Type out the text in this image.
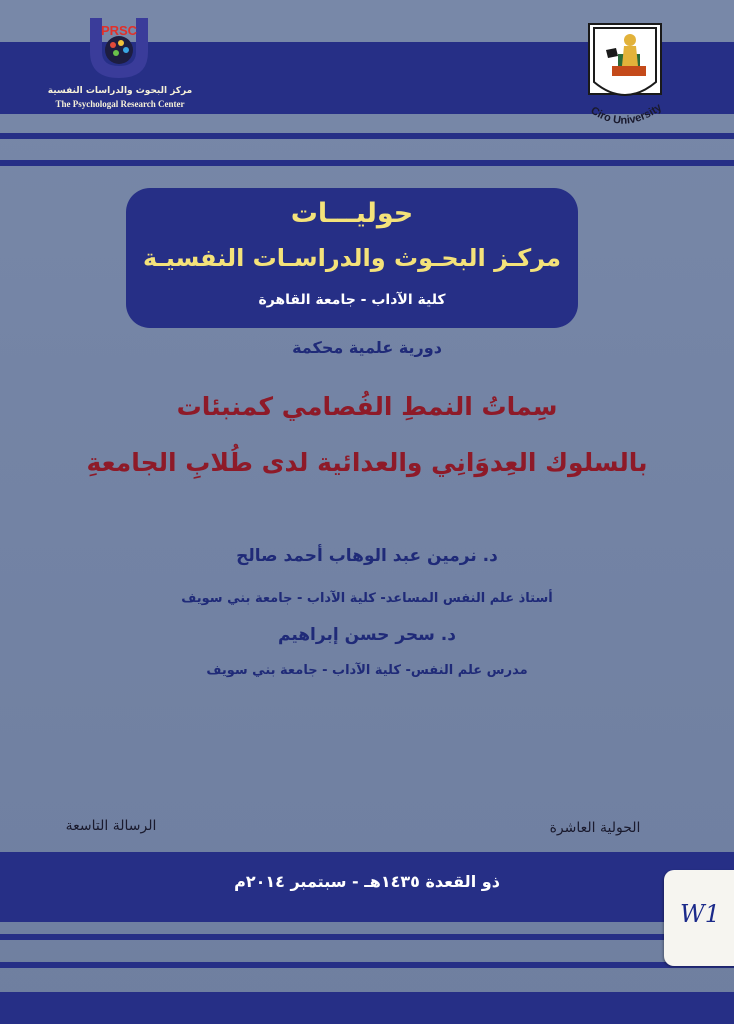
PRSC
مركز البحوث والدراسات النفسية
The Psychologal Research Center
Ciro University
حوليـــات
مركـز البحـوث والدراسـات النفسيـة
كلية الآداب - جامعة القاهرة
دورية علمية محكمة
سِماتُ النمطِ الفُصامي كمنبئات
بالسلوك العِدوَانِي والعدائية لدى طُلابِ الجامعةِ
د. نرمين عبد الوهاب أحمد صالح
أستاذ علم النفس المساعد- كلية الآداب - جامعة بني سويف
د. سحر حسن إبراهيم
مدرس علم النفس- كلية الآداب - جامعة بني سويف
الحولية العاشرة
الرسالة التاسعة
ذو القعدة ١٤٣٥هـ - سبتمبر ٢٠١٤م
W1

* * *

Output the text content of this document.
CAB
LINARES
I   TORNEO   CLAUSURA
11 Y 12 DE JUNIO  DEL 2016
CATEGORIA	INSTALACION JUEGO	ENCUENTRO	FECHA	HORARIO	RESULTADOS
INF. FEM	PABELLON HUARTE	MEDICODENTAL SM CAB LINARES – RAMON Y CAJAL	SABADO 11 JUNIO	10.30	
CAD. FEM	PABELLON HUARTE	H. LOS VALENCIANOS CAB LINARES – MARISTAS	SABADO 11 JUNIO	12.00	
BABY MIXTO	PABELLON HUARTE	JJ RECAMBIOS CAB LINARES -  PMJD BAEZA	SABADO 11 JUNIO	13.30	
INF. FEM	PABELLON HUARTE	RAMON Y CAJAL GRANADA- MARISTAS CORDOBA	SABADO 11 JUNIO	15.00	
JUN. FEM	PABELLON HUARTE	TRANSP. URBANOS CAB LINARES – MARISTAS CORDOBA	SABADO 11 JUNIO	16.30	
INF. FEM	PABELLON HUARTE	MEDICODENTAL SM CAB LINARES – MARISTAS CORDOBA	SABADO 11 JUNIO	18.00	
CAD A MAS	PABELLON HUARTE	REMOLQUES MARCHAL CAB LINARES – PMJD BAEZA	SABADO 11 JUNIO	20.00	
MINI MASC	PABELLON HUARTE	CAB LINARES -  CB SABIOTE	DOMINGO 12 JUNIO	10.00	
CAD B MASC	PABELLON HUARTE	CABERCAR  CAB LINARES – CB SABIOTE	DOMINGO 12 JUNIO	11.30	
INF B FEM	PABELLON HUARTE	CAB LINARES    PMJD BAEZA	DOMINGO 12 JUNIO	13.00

# [REQUEST]
Give only the number of lines in the entries above that hold the string "CORDOBA".

# [RIGHT ANSWER]
3